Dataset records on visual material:
++++++++++
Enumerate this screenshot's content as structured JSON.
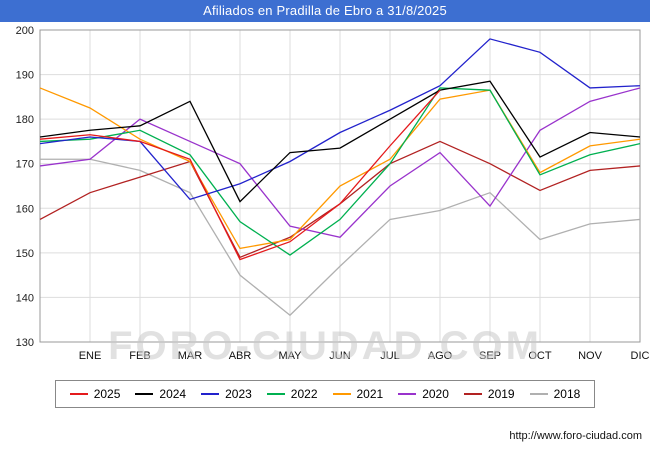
{
  "title_bar": {
    "text": "Afiliados en Pradilla de Ebro a 31/8/2025",
    "bg": "#3D6FD1",
    "fg": "#FFFFFF"
  },
  "watermark": "FORO-CIUDAD.COM",
  "footer": {
    "url": "http://www.foro-ciudad.com"
  },
  "chart_data": {
    "type": "line",
    "title": "Afiliados en Pradilla de Ebro a 31/8/2025",
    "xlabel": "",
    "ylabel": "",
    "ylim": [
      130,
      200
    ],
    "yticks": [
      130,
      140,
      150,
      160,
      170,
      180,
      190,
      200
    ],
    "months": [
      "ENE",
      "FEB",
      "MAR",
      "ABR",
      "MAY",
      "JUN",
      "JUL",
      "AGO",
      "SEP",
      "OCT",
      "NOV",
      "DIC"
    ],
    "x_layout": "13 evenly spaced points per full series: left-edge start value followed by the 12 month tick positions; the 2025 series ends at AGO (data to 31/8/2025)",
    "grid": true,
    "legend_position": "bottom",
    "series": [
      {
        "name": "2025",
        "color": "#E41A1C",
        "values": [
          175.5,
          176.5,
          175,
          171,
          148.5,
          152.5,
          161,
          174,
          186.5
        ]
      },
      {
        "name": "2024",
        "color": "#000000",
        "values": [
          176,
          177.5,
          178.5,
          184,
          161.5,
          172.5,
          173.5,
          180,
          186.5,
          188.5,
          171.5,
          177,
          176
        ]
      },
      {
        "name": "2023",
        "color": "#2222CC",
        "values": [
          174.5,
          176,
          175,
          162,
          165.5,
          170.5,
          177,
          182,
          187.5,
          198,
          195,
          187,
          187.5
        ]
      },
      {
        "name": "2022",
        "color": "#00B050",
        "values": [
          175,
          175.5,
          177.5,
          172,
          157,
          149.5,
          157.5,
          170,
          187,
          186.5,
          167.5,
          172,
          174.5
        ]
      },
      {
        "name": "2021",
        "color": "#FF9900",
        "values": [
          187,
          182.5,
          175.5,
          170.5,
          151,
          153,
          165,
          171,
          184.5,
          186.5,
          168,
          174,
          175.5
        ]
      },
      {
        "name": "2020",
        "color": "#9933CC",
        "values": [
          169.5,
          171,
          180,
          175,
          170,
          156,
          153.5,
          165,
          172.5,
          160.5,
          177.5,
          184,
          187
        ]
      },
      {
        "name": "2019",
        "color": "#B22222",
        "values": [
          157.5,
          163.5,
          167,
          170.5,
          149,
          153.5,
          161,
          170,
          175,
          170,
          164,
          168.5,
          169.5
        ]
      },
      {
        "name": "2018",
        "color": "#B0B0B0",
        "values": [
          171,
          171,
          168.5,
          163.5,
          145,
          136,
          147,
          157.5,
          159.5,
          163.5,
          153,
          156.5,
          157.5
        ]
      }
    ]
  }
}
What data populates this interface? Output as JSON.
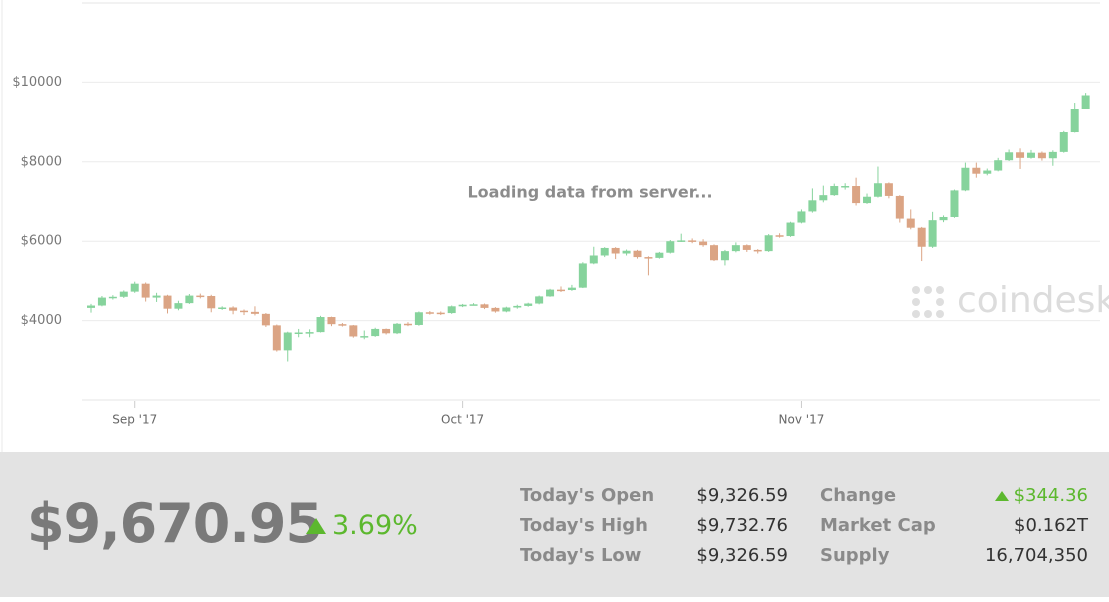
{
  "chart_data": {
    "type": "candlestick",
    "annotation": "Loading data from server...",
    "watermark": "coindesk",
    "categories": [
      null,
      null,
      null,
      null,
      "Sep '17",
      null,
      null,
      null,
      null,
      null,
      null,
      null,
      null,
      null,
      null,
      null,
      null,
      null,
      null,
      null,
      null,
      null,
      null,
      null,
      null,
      null,
      null,
      null,
      null,
      null,
      null,
      null,
      null,
      null,
      "Oct '17",
      null,
      null,
      null,
      null,
      null,
      null,
      null,
      null,
      null,
      null,
      null,
      null,
      null,
      null,
      null,
      null,
      null,
      null,
      null,
      null,
      null,
      null,
      null,
      null,
      null,
      null,
      null,
      null,
      null,
      null,
      "Nov '17",
      null,
      null,
      null,
      null,
      null,
      null,
      null,
      null,
      null,
      null,
      null,
      null,
      null,
      null,
      null,
      null,
      null,
      null,
      null,
      null,
      null,
      null,
      null,
      null,
      null,
      null
    ],
    "open": [
      4320,
      4380,
      4580,
      4600,
      4730,
      4930,
      4580,
      4630,
      4300,
      4440,
      4630,
      4620,
      4310,
      4330,
      4250,
      4220,
      4170,
      3880,
      3250,
      3700,
      3700,
      3710,
      4090,
      3910,
      3880,
      3600,
      3610,
      3790,
      3680,
      3920,
      3890,
      4210,
      4200,
      4190,
      4360,
      4400,
      4410,
      4320,
      4230,
      4330,
      4370,
      4430,
      4610,
      4780,
      4770,
      4830,
      5440,
      5640,
      5830,
      5690,
      5760,
      5600,
      5580,
      5710,
      6000,
      6020,
      5990,
      5900,
      5520,
      5750,
      5900,
      5780,
      5750,
      6150,
      6130,
      6470,
      6750,
      7030,
      7160,
      7390,
      7390,
      6960,
      7120,
      7460,
      7140,
      6570,
      6340,
      5860,
      6530,
      6610,
      7280,
      7850,
      7700,
      7780,
      8040,
      8240,
      8100,
      8230,
      8090,
      8250,
      8750,
      9330
    ],
    "high": [
      4420,
      4620,
      4640,
      4760,
      4980,
      4960,
      4700,
      4650,
      4500,
      4670,
      4680,
      4650,
      4360,
      4360,
      4280,
      4360,
      4190,
      3900,
      3720,
      3790,
      3780,
      4120,
      4100,
      3940,
      3890,
      3750,
      3820,
      3800,
      3940,
      3960,
      4230,
      4240,
      4230,
      4380,
      4420,
      4440,
      4430,
      4340,
      4350,
      4400,
      4450,
      4630,
      4800,
      4860,
      4900,
      5470,
      5860,
      5850,
      5850,
      5790,
      5780,
      5620,
      5730,
      6030,
      6190,
      6070,
      6050,
      5920,
      5780,
      5970,
      5920,
      5800,
      6180,
      6200,
      6490,
      6800,
      7330,
      7400,
      7450,
      7460,
      7600,
      7200,
      7880,
      7480,
      7160,
      6800,
      6360,
      6740,
      6650,
      7300,
      7980,
      7980,
      7830,
      8100,
      8310,
      8340,
      8300,
      8260,
      8290,
      8780,
      9480,
      9730
    ],
    "low": [
      4200,
      4360,
      4530,
      4570,
      4700,
      4480,
      4470,
      4180,
      4260,
      4420,
      4560,
      4210,
      4270,
      4160,
      4140,
      4130,
      3840,
      3220,
      2970,
      3580,
      3580,
      3700,
      3860,
      3850,
      3570,
      3530,
      3590,
      3650,
      3660,
      3860,
      3870,
      4150,
      4140,
      4170,
      4340,
      4380,
      4290,
      4200,
      4210,
      4300,
      4350,
      4410,
      4600,
      4720,
      4750,
      4820,
      5420,
      5600,
      5550,
      5640,
      5560,
      5140,
      5560,
      5690,
      5980,
      5950,
      5860,
      5500,
      5390,
      5720,
      5730,
      5690,
      5730,
      6090,
      6110,
      6450,
      6720,
      6980,
      7140,
      7300,
      6900,
      6940,
      7100,
      7080,
      6470,
      6300,
      5500,
      5830,
      6480,
      6590,
      7260,
      7600,
      7660,
      7760,
      8020,
      7820,
      8080,
      8030,
      7900,
      8230,
      8740,
      9330
    ],
    "close": [
      4380,
      4580,
      4600,
      4730,
      4930,
      4580,
      4630,
      4300,
      4440,
      4630,
      4620,
      4310,
      4330,
      4250,
      4220,
      4170,
      3880,
      3250,
      3700,
      3700,
      3710,
      4090,
      3910,
      3880,
      3600,
      3610,
      3790,
      3680,
      3920,
      3890,
      4210,
      4200,
      4190,
      4360,
      4400,
      4410,
      4320,
      4230,
      4330,
      4370,
      4430,
      4610,
      4780,
      4770,
      4830,
      5440,
      5640,
      5830,
      5690,
      5760,
      5600,
      5580,
      5710,
      6000,
      6020,
      5990,
      5900,
      5520,
      5750,
      5900,
      5780,
      5750,
      6150,
      6130,
      6470,
      6750,
      7030,
      7160,
      7390,
      7390,
      6960,
      7120,
      7460,
      7140,
      6570,
      6340,
      5860,
      6530,
      6610,
      7280,
      7850,
      7700,
      7780,
      8040,
      8240,
      8100,
      8230,
      8090,
      8250,
      8750,
      9330,
      9670
    ],
    "up_color": "#86d39c",
    "down_color": "#dba484",
    "ylim": [
      2000,
      12000
    ],
    "yticks": [
      {
        "value": 4000,
        "label": "$4000"
      },
      {
        "value": 6000,
        "label": "$6000"
      },
      {
        "value": 8000,
        "label": "$8000"
      },
      {
        "value": 10000,
        "label": "$10000"
      }
    ],
    "grid": true
  },
  "summary": {
    "price": "$9,670.95",
    "change_percent": "3.69%",
    "stats": [
      [
        {
          "label": "Today's Open",
          "value": "$9,326.59"
        },
        {
          "label": "Change",
          "value": "$344.36"
        }
      ],
      [
        {
          "label": "Today's High",
          "value": "$9,732.76"
        },
        {
          "label": "Market Cap",
          "value": "$0.162T"
        }
      ],
      [
        {
          "label": "Today's Low",
          "value": "$9,326.59"
        },
        {
          "label": "Supply",
          "value": "16,704,350"
        }
      ]
    ]
  }
}
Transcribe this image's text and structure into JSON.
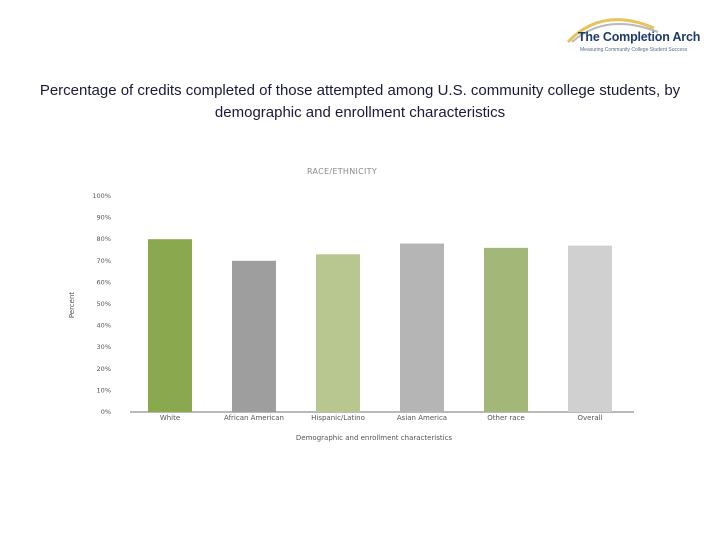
{
  "logo": {
    "name": "The Completion Arch",
    "tagline": "Measuring Community College Student Success",
    "colors": {
      "arc_gold": "#e8c25a",
      "arc_gray": "#b9b9b9",
      "text": "#1f3a6b"
    }
  },
  "page_title": "Percentage of credits completed of those attempted among U.S. community college students, by demographic and enrollment characteristics",
  "chart_data": {
    "type": "bar",
    "title": "RACE/ETHNICITY",
    "xlabel": "Demographic and enrollment characteristics",
    "ylabel": "Percent",
    "ylim": [
      0,
      100
    ],
    "yticks": [
      "0%",
      "10%",
      "20%",
      "30%",
      "40%",
      "50%",
      "60%",
      "70%",
      "80%",
      "90%",
      "100%"
    ],
    "categories": [
      "White",
      "African American",
      "Hispanic/Latino",
      "Asian America",
      "Other race",
      "Overall"
    ],
    "values": [
      80,
      70,
      73,
      78,
      76,
      77
    ],
    "colors": [
      "#8aa84e",
      "#9e9e9e",
      "#b8c78f",
      "#b5b5b5",
      "#a3b878",
      "#d0d0d0"
    ],
    "grid": false
  }
}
++++++++++
* WRITTEN EXERCISE
Look through the entries above and report the number of lines that contain "series". Write only the number.

* THE RESULT
2